Items from a data source:

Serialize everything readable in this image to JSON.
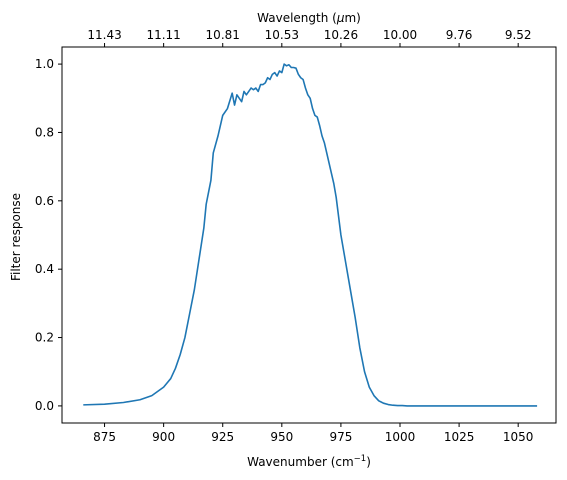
{
  "chart_data": {
    "type": "line",
    "title": "",
    "xlabel": "Wavenumber (cm",
    "xlabel_sup": "−1",
    "xlabel_close": ")",
    "ylabel": "Filter response",
    "top_axis_label_prefix": "Wavelength (",
    "top_axis_label_symbol": "μ",
    "top_axis_label_suffix": "m)",
    "xlim": [
      857,
      1066
    ],
    "ylim": [
      -0.05,
      1.05
    ],
    "x_ticks": [
      875,
      900,
      925,
      950,
      975,
      1000,
      1025,
      1050
    ],
    "x_tick_labels": [
      "875",
      "900",
      "925",
      "950",
      "975",
      "1000",
      "1025",
      "1050"
    ],
    "y_ticks": [
      0.0,
      0.2,
      0.4,
      0.6,
      0.8,
      1.0
    ],
    "y_tick_labels": [
      "0.0",
      "0.2",
      "0.4",
      "0.6",
      "0.8",
      "1.0"
    ],
    "top_ticks": [
      875,
      900,
      925,
      950,
      975,
      1000,
      1025,
      1050
    ],
    "top_tick_labels": [
      "11.43",
      "11.11",
      "10.81",
      "10.53",
      "10.26",
      "10.00",
      "9.76",
      "9.52"
    ],
    "grid": false,
    "line_color": "#1f77b4",
    "series": [
      {
        "name": "",
        "x": [
          866,
          875,
          883,
          890,
          895,
          900,
          903,
          905,
          907,
          909,
          911,
          913,
          915,
          917,
          918,
          920,
          921,
          923,
          925,
          927,
          929,
          930,
          931,
          932,
          933,
          934,
          935,
          936,
          937,
          938,
          939,
          940,
          941,
          942,
          943,
          944,
          945,
          946,
          947,
          948,
          949,
          950,
          951,
          952,
          953,
          954,
          955,
          956,
          957,
          958,
          959,
          960,
          961,
          962,
          963,
          964,
          965,
          966,
          967,
          968,
          969,
          970,
          971,
          972,
          973,
          975,
          977,
          979,
          981,
          983,
          985,
          987,
          989,
          991,
          993,
          995,
          997,
          999,
          1001,
          1003,
          1005,
          1008,
          1012,
          1020,
          1030,
          1040,
          1050,
          1058
        ],
        "y": [
          0.003,
          0.005,
          0.01,
          0.018,
          0.03,
          0.055,
          0.08,
          0.11,
          0.15,
          0.2,
          0.27,
          0.34,
          0.43,
          0.52,
          0.59,
          0.66,
          0.74,
          0.79,
          0.85,
          0.87,
          0.915,
          0.88,
          0.91,
          0.9,
          0.89,
          0.92,
          0.91,
          0.92,
          0.93,
          0.925,
          0.93,
          0.92,
          0.94,
          0.94,
          0.945,
          0.96,
          0.955,
          0.97,
          0.975,
          0.965,
          0.98,
          0.975,
          1.0,
          0.995,
          0.998,
          0.99,
          0.99,
          0.988,
          0.97,
          0.96,
          0.955,
          0.93,
          0.91,
          0.9,
          0.87,
          0.85,
          0.845,
          0.82,
          0.79,
          0.77,
          0.74,
          0.71,
          0.68,
          0.65,
          0.61,
          0.5,
          0.42,
          0.34,
          0.26,
          0.17,
          0.1,
          0.055,
          0.03,
          0.015,
          0.008,
          0.004,
          0.002,
          0.001,
          0.001,
          0.0,
          0.0,
          0.0,
          0.0,
          0.0,
          0.0,
          0.0,
          0.0,
          0.0
        ]
      }
    ]
  }
}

*Task instructions*.
Write the lines above out again exactly, without any of their pictures.

*Full answer*.
Serialize everything readable in this image to JSON.
{
  "chart_data": {
    "type": "line",
    "title": "",
    "xlabel": "Wavenumber (cm",
    "xlabel_sup": "−1",
    "xlabel_close": ")",
    "ylabel": "Filter response",
    "top_axis_label_prefix": "Wavelength (",
    "top_axis_label_symbol": "μ",
    "top_axis_label_suffix": "m)",
    "xlim": [
      857,
      1066
    ],
    "ylim": [
      -0.05,
      1.05
    ],
    "x_ticks": [
      875,
      900,
      925,
      950,
      975,
      1000,
      1025,
      1050
    ],
    "x_tick_labels": [
      "875",
      "900",
      "925",
      "950",
      "975",
      "1000",
      "1025",
      "1050"
    ],
    "y_ticks": [
      0.0,
      0.2,
      0.4,
      0.6,
      0.8,
      1.0
    ],
    "y_tick_labels": [
      "0.0",
      "0.2",
      "0.4",
      "0.6",
      "0.8",
      "1.0"
    ],
    "top_ticks": [
      875,
      900,
      925,
      950,
      975,
      1000,
      1025,
      1050
    ],
    "top_tick_labels": [
      "11.43",
      "11.11",
      "10.81",
      "10.53",
      "10.26",
      "10.00",
      "9.76",
      "9.52"
    ],
    "grid": false,
    "line_color": "#1f77b4",
    "series": [
      {
        "name": "",
        "x": [
          866,
          875,
          883,
          890,
          895,
          900,
          903,
          905,
          907,
          909,
          911,
          913,
          915,
          917,
          918,
          920,
          921,
          923,
          925,
          927,
          929,
          930,
          931,
          932,
          933,
          934,
          935,
          936,
          937,
          938,
          939,
          940,
          941,
          942,
          943,
          944,
          945,
          946,
          947,
          948,
          949,
          950,
          951,
          952,
          953,
          954,
          955,
          956,
          957,
          958,
          959,
          960,
          961,
          962,
          963,
          964,
          965,
          966,
          967,
          968,
          969,
          970,
          971,
          972,
          973,
          975,
          977,
          979,
          981,
          983,
          985,
          987,
          989,
          991,
          993,
          995,
          997,
          999,
          1001,
          1003,
          1005,
          1008,
          1012,
          1020,
          1030,
          1040,
          1050,
          1058
        ],
        "y": [
          0.003,
          0.005,
          0.01,
          0.018,
          0.03,
          0.055,
          0.08,
          0.11,
          0.15,
          0.2,
          0.27,
          0.34,
          0.43,
          0.52,
          0.59,
          0.66,
          0.74,
          0.79,
          0.85,
          0.87,
          0.915,
          0.88,
          0.91,
          0.9,
          0.89,
          0.92,
          0.91,
          0.92,
          0.93,
          0.925,
          0.93,
          0.92,
          0.94,
          0.94,
          0.945,
          0.96,
          0.955,
          0.97,
          0.975,
          0.965,
          0.98,
          0.975,
          1.0,
          0.995,
          0.998,
          0.99,
          0.99,
          0.988,
          0.97,
          0.96,
          0.955,
          0.93,
          0.91,
          0.9,
          0.87,
          0.85,
          0.845,
          0.82,
          0.79,
          0.77,
          0.74,
          0.71,
          0.68,
          0.65,
          0.61,
          0.5,
          0.42,
          0.34,
          0.26,
          0.17,
          0.1,
          0.055,
          0.03,
          0.015,
          0.008,
          0.004,
          0.002,
          0.001,
          0.001,
          0.0,
          0.0,
          0.0,
          0.0,
          0.0,
          0.0,
          0.0,
          0.0,
          0.0
        ]
      }
    ]
  }
}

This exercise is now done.